_SHORT PROBLEM_
All of the data needs to be repeated exactly.

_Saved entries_
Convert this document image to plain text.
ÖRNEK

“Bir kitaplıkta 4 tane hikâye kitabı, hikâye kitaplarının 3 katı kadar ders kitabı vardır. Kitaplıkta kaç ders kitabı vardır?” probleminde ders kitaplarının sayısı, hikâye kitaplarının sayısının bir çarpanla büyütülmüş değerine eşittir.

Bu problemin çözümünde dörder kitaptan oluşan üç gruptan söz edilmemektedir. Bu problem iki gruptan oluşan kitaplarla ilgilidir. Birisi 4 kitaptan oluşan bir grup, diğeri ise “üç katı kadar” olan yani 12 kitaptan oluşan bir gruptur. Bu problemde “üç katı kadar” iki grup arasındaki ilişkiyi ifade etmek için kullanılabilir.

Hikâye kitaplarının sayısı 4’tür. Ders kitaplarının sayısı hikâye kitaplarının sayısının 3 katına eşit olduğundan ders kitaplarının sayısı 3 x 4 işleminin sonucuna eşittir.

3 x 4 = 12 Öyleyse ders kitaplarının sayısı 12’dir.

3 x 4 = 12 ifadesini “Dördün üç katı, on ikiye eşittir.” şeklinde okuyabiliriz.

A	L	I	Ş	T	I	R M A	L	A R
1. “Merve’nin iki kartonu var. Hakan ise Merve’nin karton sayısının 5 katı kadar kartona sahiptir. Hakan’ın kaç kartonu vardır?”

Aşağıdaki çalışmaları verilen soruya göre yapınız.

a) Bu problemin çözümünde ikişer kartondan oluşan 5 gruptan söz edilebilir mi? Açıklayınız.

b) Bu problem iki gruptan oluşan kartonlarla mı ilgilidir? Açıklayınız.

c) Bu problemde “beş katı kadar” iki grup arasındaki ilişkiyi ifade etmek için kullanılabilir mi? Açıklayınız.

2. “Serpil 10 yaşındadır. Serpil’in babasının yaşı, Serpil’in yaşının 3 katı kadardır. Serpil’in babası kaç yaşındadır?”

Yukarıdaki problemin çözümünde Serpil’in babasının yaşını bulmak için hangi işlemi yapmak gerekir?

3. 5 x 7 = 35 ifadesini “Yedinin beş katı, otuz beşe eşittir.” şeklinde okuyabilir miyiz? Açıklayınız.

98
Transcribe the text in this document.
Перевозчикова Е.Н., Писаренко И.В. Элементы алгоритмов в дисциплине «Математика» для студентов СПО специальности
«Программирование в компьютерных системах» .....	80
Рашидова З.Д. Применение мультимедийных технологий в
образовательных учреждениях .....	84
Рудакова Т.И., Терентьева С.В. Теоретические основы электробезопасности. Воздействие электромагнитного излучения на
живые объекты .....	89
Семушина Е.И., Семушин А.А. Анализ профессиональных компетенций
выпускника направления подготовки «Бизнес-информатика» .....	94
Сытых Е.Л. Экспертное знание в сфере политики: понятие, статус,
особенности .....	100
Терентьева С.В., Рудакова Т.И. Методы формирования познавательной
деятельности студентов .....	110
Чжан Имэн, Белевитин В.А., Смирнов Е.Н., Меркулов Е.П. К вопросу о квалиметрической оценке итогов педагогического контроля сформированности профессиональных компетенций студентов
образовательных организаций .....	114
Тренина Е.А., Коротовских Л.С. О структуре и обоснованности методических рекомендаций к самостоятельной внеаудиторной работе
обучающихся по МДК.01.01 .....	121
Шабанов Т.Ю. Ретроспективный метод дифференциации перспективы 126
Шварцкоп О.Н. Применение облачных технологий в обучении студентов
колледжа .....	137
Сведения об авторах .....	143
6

_IN RESPONSE_
Convert this document image to plain text.
ÖRNEK

“Bir kitaplıkta 4 tane hikâye kitabı, hikâye kitaplarının 3 katı kadar ders kitabı vardır. Kitaplıkta kaç ders kitabı vardır?” probleminde ders kitaplarının sayısı, hikâye kitaplarının sayısının bir çarpanla büyütülmüş değerine eşittir.

Bu problemin çözümünde dörder kitaptan oluşan üç gruptan söz edilmemektedir. Bu problem iki gruptan oluşan kitaplarla ilgilidir. Birisi 4 kitaptan oluşan bir grup, diğeri ise “üç katı kadar” olan yani 12 kitaptan oluşan bir gruptur. Bu problemde “üç katı kadar” iki grup arasındaki ilişkiyi ifade etmek için kullanılabilir.

Hikâye kitaplarının sayısı 4’tür. Ders kitaplarının sayısı hikâye kitaplarının sayısının 3 katına eşit olduğundan ders kitaplarının sayısı 3 x 4 işleminin sonucuna eşittir.

3 x 4 = 12 Öyleyse ders kitaplarının sayısı 12’dir.

3 x 4 = 12 ifadesini “Dördün üç katı, on ikiye eşittir.” şeklinde okuyabiliriz.

A	L	I	Ş	T	I	R M A	L	A R
1. “Merve’nin iki kartonu var. Hakan ise Merve’nin karton sayısının 5 katı kadar kartona sahiptir. Hakan’ın kaç kartonu vardır?”

Aşağıdaki çalışmaları verilen soruya göre yapınız.

a) Bu problemin çözümünde ikişer kartondan oluşan 5 gruptan söz edilebilir mi? Açıklayınız.

b) Bu problem iki gruptan oluşan kartonlarla mı ilgilidir? Açıklayınız.

c) Bu problemde “beş katı kadar” iki grup arasındaki ilişkiyi ifade etmek için kullanılabilir mi? Açıklayınız.

2. “Serpil 10 yaşındadır. Serpil’in babasının yaşı, Serpil’in yaşının 3 katı kadardır. Serpil’in babası kaç yaşındadır?”

Yukarıdaki problemin çözümünde Serpil’in babasının yaşını bulmak için hangi işlemi yapmak gerekir?

3. 5 x 7 = 35 ifadesini “Yedinin beş katı, otuz beşe eşittir.” şeklinde okuyabilir miyiz? Açıklayınız.

98
Transcribe the text in this document.
Перевозчикова Е.Н., Писаренко И.В. Элементы алгоритмов в дисциплине «Математика» для студентов СПО специальности
«Программирование в компьютерных системах» .....	80
Рашидова З.Д. Применение мультимедийных технологий в
образовательных учреждениях .....	84
Рудакова Т.И., Терентьева С.В. Теоретические основы электробезопасности. Воздействие электромагнитного излучения на
живые объекты .....	89
Семушина Е.И., Семушин А.А. Анализ профессиональных компетенций
выпускника направления подготовки «Бизнес-информатика» .....	94
Сытых Е.Л. Экспертное знание в сфере политики: понятие, статус,
особенности .....	100
Терентьева С.В., Рудакова Т.И. Методы формирования познавательной
деятельности студентов .....	110
Чжан Имэн, Белевитин В.А., Смирнов Е.Н., Меркулов Е.П. К вопросу о квалиметрической оценке итогов педагогического контроля сформированности профессиональных компетенций студентов
образовательных организаций .....	114
Тренина Е.А., Коротовских Л.С. О структуре и обоснованности методических рекомендаций к самостоятельной внеаудиторной работе
обучающихся по МДК.01.01 .....	121
Шабанов Т.Ю. Ретроспективный метод дифференциации перспективы 126
Шварцкоп О.Н. Применение облачных технологий в обучении студентов
колледжа .....	137
Сведения об авторах .....	143
6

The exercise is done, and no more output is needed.